[Dataset rows]
━━━━━━━━━━━━━━━━━━━━
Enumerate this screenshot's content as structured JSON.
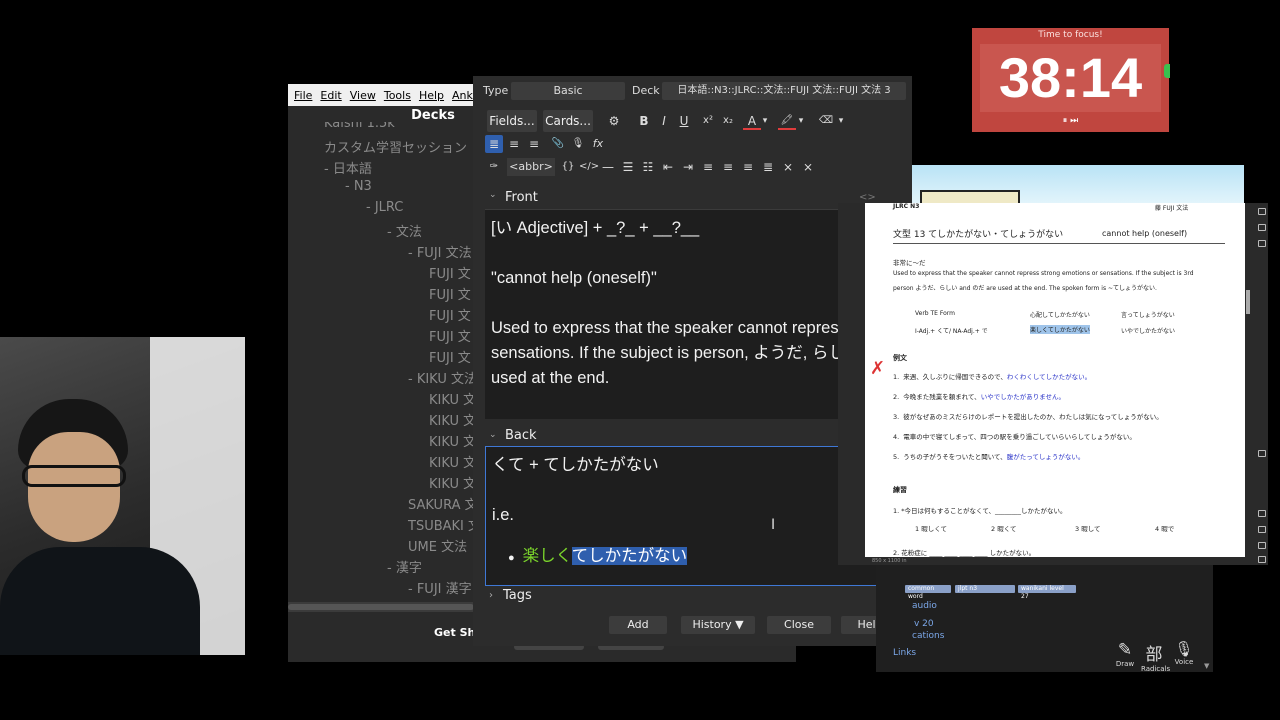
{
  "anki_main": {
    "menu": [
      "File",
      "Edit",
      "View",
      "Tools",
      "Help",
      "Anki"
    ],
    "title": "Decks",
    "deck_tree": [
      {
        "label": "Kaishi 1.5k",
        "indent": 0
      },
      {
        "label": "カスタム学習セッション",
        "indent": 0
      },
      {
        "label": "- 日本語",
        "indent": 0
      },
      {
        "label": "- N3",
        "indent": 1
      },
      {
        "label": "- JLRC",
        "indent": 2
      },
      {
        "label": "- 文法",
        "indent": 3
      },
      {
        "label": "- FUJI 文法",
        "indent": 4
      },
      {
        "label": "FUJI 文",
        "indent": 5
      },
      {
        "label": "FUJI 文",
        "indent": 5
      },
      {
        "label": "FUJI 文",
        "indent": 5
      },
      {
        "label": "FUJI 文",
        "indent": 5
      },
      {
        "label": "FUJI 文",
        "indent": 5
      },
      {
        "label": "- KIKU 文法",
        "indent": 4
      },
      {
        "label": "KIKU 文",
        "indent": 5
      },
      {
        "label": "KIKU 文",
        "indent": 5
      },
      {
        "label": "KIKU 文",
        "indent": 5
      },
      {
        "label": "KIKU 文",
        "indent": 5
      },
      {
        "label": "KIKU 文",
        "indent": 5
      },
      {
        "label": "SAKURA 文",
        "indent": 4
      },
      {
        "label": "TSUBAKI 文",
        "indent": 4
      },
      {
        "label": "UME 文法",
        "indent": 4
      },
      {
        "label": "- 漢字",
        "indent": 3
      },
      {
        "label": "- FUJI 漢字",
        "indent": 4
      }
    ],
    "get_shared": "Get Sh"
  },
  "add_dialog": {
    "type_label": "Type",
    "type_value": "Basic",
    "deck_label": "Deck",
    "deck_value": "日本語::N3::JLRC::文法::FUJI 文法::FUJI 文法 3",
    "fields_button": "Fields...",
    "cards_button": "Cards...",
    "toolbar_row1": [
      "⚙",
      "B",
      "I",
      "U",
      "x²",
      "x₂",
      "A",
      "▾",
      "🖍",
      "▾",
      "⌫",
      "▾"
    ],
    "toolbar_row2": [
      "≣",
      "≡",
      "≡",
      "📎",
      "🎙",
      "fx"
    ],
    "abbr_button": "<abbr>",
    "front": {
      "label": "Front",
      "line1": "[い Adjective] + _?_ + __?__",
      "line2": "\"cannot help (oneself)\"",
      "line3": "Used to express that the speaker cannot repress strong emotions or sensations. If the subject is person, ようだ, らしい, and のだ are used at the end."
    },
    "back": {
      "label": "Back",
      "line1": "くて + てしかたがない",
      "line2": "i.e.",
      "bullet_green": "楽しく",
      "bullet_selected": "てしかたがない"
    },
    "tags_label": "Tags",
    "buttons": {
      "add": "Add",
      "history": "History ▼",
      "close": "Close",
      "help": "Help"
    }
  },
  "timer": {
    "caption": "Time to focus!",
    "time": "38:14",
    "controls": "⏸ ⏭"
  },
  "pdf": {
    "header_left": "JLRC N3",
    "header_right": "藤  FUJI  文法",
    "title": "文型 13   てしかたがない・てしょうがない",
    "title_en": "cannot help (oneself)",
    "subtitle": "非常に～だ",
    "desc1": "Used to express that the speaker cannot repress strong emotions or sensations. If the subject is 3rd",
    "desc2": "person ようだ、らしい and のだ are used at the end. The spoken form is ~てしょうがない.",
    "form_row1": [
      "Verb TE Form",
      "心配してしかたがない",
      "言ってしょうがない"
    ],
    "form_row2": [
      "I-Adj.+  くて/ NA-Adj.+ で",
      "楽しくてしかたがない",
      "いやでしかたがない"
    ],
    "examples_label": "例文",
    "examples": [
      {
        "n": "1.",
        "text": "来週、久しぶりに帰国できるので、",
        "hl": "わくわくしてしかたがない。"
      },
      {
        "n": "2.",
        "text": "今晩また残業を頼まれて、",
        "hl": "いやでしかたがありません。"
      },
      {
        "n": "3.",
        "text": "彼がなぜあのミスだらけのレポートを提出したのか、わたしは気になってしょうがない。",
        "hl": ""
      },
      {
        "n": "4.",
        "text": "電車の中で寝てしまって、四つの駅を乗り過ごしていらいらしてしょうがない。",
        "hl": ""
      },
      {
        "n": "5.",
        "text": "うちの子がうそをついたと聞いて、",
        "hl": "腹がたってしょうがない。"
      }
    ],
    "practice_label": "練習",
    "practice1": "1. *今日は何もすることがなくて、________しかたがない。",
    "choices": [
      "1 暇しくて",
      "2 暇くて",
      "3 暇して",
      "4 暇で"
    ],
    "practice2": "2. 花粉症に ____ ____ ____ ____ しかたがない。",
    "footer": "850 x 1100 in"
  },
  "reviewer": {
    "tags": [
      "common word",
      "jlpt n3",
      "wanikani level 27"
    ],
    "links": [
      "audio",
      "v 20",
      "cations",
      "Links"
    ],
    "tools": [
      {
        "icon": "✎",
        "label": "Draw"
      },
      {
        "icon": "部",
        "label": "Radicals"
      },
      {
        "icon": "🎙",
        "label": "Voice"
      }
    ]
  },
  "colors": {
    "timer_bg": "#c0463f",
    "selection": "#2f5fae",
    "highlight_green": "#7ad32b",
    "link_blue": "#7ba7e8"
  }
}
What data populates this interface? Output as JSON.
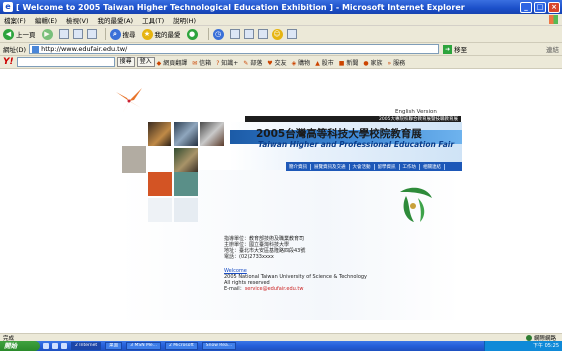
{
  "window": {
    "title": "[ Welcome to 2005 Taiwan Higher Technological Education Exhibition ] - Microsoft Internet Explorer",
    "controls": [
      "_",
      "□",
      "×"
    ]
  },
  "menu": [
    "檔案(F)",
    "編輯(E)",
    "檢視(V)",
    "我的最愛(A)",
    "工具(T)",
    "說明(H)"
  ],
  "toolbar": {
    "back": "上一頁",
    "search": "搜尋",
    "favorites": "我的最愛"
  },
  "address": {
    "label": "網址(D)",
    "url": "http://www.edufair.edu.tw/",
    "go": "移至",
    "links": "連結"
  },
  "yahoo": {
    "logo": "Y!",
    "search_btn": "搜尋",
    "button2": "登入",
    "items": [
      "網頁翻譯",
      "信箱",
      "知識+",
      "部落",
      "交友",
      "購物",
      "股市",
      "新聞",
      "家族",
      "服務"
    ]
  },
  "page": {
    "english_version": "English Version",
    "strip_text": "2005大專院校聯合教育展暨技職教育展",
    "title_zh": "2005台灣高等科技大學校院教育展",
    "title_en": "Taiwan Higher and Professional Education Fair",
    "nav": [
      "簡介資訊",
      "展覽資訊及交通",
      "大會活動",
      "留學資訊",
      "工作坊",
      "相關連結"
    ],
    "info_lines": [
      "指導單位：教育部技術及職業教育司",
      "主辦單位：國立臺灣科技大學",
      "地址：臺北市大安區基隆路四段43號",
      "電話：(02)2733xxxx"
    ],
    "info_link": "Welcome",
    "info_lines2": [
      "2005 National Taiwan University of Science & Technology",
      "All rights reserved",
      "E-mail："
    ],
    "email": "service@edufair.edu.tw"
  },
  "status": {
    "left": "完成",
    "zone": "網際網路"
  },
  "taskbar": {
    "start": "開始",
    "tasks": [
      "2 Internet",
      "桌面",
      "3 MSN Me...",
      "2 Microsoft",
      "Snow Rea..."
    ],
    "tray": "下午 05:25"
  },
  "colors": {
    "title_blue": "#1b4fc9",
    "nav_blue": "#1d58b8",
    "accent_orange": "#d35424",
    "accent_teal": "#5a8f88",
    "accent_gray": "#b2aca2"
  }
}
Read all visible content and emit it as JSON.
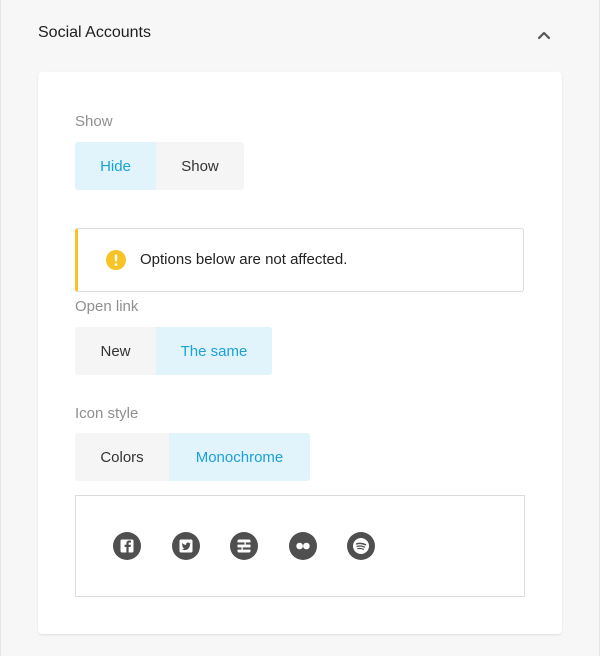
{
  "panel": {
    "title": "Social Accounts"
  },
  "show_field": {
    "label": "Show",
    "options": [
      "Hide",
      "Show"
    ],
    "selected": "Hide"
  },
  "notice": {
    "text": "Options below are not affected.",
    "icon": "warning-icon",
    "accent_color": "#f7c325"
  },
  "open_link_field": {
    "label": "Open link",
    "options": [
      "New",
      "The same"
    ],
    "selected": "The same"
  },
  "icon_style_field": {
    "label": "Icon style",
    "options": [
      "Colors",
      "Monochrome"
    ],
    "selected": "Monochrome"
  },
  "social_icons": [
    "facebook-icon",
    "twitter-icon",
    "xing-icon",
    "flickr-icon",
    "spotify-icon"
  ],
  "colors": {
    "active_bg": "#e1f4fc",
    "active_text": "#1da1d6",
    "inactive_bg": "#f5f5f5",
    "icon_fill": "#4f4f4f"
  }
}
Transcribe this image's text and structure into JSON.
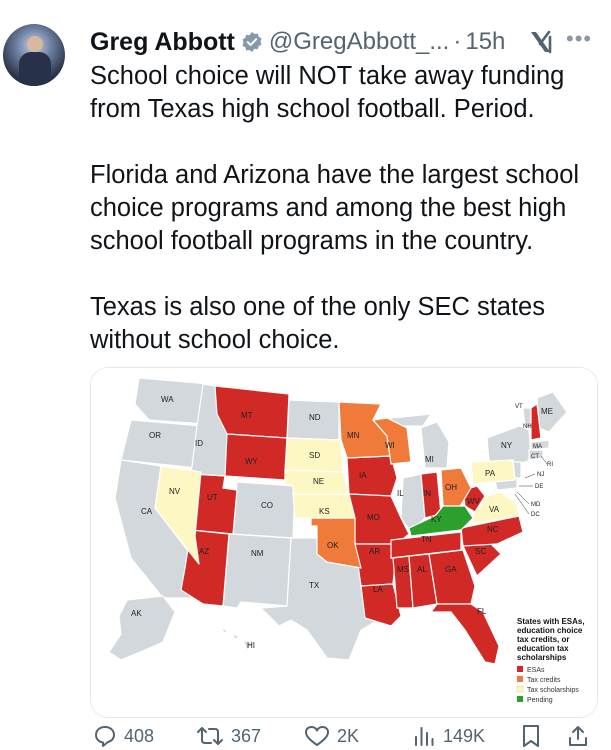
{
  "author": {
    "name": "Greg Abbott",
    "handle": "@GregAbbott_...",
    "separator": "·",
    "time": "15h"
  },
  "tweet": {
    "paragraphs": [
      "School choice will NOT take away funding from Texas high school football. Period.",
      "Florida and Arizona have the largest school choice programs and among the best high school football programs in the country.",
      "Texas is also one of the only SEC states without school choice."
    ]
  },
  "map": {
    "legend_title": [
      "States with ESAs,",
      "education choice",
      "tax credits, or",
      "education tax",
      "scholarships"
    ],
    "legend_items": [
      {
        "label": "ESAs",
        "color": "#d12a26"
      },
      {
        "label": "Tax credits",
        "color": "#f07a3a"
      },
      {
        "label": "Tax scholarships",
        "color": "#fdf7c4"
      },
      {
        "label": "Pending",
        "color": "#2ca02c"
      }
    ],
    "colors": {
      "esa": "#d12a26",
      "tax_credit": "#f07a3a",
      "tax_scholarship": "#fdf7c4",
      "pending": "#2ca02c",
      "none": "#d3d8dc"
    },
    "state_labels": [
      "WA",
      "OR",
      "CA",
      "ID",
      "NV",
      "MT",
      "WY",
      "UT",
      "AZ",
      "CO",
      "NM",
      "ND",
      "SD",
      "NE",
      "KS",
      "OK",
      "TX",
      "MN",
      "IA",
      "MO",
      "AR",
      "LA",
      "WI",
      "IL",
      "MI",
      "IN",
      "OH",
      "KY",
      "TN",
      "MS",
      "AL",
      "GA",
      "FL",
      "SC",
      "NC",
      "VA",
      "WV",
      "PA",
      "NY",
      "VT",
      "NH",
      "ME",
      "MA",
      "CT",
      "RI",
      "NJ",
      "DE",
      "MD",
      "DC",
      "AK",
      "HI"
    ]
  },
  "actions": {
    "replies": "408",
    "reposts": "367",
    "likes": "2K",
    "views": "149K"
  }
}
━━━━━━━━━━━━━━━━━━━━
YOUR INSTRUCTIONS => Only a number is wanted: how many lines of the material above hold "cannot"?

WRITTEN SOLUTION => 4